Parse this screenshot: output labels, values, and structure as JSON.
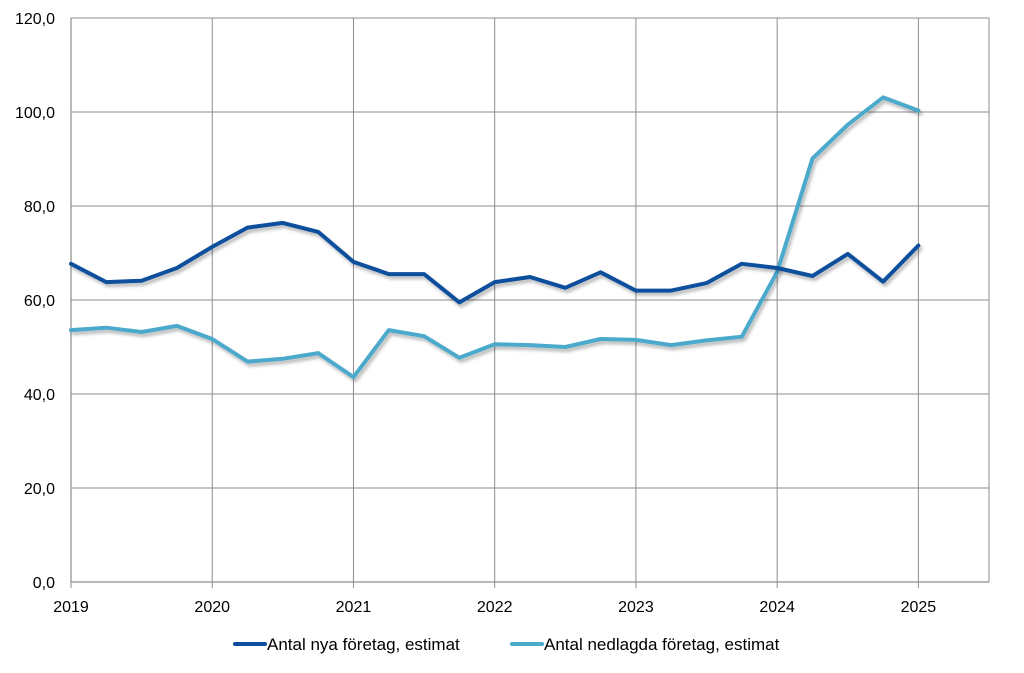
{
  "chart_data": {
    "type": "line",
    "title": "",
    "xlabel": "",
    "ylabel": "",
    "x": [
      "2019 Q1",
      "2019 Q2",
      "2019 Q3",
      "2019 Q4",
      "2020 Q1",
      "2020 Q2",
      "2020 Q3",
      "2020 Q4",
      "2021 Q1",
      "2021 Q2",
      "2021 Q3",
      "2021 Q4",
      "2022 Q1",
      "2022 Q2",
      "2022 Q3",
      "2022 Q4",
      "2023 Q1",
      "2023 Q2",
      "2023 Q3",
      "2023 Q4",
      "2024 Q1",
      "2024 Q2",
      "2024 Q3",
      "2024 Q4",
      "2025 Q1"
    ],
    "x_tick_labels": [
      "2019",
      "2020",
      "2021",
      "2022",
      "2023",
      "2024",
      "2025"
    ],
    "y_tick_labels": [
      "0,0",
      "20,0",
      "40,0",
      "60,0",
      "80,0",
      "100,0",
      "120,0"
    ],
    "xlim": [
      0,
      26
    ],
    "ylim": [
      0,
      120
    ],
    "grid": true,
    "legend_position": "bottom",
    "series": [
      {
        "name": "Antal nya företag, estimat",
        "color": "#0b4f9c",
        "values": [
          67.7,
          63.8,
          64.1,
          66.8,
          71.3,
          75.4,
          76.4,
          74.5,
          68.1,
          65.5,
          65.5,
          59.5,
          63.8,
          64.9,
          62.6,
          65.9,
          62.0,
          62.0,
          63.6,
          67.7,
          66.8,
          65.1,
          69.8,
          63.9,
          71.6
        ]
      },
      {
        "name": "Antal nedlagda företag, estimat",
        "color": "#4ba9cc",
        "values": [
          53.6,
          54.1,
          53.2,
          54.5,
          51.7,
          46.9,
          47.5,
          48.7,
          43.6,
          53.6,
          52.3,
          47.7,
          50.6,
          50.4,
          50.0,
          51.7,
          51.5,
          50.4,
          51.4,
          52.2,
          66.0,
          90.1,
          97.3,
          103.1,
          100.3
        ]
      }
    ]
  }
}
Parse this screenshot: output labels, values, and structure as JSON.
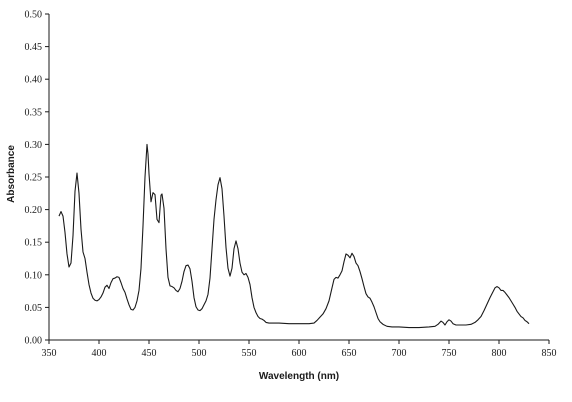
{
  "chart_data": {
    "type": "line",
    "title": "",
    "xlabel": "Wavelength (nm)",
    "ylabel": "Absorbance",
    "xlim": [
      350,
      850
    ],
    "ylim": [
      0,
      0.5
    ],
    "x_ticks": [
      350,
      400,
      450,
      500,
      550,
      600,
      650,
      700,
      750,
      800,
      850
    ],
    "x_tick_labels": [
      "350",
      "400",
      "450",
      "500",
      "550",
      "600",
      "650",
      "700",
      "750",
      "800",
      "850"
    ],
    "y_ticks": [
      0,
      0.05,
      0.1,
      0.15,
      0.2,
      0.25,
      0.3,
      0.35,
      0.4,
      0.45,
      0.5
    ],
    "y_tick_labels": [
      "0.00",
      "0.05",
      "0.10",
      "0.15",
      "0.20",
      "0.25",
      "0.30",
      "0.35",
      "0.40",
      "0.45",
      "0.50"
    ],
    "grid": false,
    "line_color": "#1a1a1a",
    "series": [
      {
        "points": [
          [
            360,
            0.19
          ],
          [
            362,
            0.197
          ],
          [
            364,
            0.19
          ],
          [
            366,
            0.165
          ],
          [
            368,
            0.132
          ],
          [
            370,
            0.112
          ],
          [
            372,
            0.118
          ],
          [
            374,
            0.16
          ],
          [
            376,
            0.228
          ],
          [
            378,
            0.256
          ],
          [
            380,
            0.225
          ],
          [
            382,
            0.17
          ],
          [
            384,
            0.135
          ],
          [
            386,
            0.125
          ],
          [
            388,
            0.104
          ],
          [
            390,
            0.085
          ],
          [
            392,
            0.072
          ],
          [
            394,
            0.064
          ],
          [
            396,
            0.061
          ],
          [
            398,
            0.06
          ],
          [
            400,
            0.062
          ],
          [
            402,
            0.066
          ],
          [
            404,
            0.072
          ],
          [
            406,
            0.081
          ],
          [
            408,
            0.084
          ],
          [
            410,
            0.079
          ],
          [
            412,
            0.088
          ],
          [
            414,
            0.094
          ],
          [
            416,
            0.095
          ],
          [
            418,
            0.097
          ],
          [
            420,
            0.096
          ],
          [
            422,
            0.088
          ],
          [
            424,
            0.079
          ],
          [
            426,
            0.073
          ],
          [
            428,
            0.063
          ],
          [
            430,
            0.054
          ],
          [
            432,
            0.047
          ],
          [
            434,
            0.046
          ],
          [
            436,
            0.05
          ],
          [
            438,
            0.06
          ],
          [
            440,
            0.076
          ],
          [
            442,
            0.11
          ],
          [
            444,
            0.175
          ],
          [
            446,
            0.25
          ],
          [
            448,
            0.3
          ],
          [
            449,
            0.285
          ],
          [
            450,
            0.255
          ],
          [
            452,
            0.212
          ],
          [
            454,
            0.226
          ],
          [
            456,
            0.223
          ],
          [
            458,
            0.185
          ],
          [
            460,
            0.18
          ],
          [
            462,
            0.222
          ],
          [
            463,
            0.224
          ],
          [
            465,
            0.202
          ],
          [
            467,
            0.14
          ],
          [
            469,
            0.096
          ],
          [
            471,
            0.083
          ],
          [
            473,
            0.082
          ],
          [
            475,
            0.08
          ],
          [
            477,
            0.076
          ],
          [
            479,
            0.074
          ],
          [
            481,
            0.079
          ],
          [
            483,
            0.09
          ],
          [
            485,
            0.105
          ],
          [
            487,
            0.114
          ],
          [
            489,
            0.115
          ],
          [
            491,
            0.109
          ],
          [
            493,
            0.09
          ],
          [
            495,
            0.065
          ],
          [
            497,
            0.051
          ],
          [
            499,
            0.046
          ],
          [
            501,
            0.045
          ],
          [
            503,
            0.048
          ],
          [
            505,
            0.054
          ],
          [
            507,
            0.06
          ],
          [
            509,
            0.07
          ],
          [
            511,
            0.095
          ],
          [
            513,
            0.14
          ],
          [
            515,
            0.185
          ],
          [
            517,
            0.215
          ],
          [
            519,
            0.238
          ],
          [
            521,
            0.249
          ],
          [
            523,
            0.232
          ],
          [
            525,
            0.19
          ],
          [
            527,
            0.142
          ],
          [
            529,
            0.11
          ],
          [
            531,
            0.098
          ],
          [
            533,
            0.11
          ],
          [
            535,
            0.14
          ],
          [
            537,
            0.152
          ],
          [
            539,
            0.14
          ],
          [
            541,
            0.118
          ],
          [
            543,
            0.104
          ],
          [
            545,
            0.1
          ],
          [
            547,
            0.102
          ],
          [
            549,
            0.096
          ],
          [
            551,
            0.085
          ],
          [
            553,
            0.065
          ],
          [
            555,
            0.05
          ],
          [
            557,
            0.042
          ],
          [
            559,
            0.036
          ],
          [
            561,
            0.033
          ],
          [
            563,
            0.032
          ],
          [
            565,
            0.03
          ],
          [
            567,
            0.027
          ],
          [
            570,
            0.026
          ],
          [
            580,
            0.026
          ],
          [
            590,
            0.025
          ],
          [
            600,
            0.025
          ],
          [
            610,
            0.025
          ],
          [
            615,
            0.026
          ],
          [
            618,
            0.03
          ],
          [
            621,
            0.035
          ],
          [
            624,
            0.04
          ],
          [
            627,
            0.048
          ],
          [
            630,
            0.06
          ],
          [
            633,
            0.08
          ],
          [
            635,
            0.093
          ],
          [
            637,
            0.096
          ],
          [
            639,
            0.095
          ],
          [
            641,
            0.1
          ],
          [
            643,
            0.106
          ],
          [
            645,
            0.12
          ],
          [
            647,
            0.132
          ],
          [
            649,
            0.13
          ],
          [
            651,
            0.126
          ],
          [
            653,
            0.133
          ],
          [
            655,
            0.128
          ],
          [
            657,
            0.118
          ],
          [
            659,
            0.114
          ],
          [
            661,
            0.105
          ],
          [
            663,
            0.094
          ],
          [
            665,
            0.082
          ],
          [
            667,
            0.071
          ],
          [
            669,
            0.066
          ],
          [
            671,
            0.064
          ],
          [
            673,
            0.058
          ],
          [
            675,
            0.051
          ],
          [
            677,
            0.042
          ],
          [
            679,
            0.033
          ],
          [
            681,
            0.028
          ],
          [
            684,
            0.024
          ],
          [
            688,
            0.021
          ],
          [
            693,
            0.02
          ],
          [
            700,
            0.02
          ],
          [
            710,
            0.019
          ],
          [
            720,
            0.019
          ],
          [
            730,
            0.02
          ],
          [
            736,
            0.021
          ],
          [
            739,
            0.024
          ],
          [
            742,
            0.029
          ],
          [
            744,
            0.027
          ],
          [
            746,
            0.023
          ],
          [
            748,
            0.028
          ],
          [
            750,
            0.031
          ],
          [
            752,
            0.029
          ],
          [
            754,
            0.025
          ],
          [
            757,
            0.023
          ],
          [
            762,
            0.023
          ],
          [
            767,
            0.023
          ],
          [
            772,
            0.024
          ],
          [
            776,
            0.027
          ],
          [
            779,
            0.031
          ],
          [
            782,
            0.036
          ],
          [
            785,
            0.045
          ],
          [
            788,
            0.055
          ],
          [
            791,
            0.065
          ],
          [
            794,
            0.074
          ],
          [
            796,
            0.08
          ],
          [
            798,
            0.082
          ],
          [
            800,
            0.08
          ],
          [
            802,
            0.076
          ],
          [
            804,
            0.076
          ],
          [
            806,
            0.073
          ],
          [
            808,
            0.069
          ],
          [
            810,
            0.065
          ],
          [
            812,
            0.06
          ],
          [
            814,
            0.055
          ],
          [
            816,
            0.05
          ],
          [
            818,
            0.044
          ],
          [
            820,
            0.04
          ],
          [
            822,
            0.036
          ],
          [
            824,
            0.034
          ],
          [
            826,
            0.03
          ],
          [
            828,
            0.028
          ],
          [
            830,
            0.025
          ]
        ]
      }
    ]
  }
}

==========

- [Prompt]: Pick out the lines that include the word "Antal" and write them out.

- [Exercise answer]:
        "name": "Antal nya företag, estimat",
        "name": "Antal nedlagda företag, estimat",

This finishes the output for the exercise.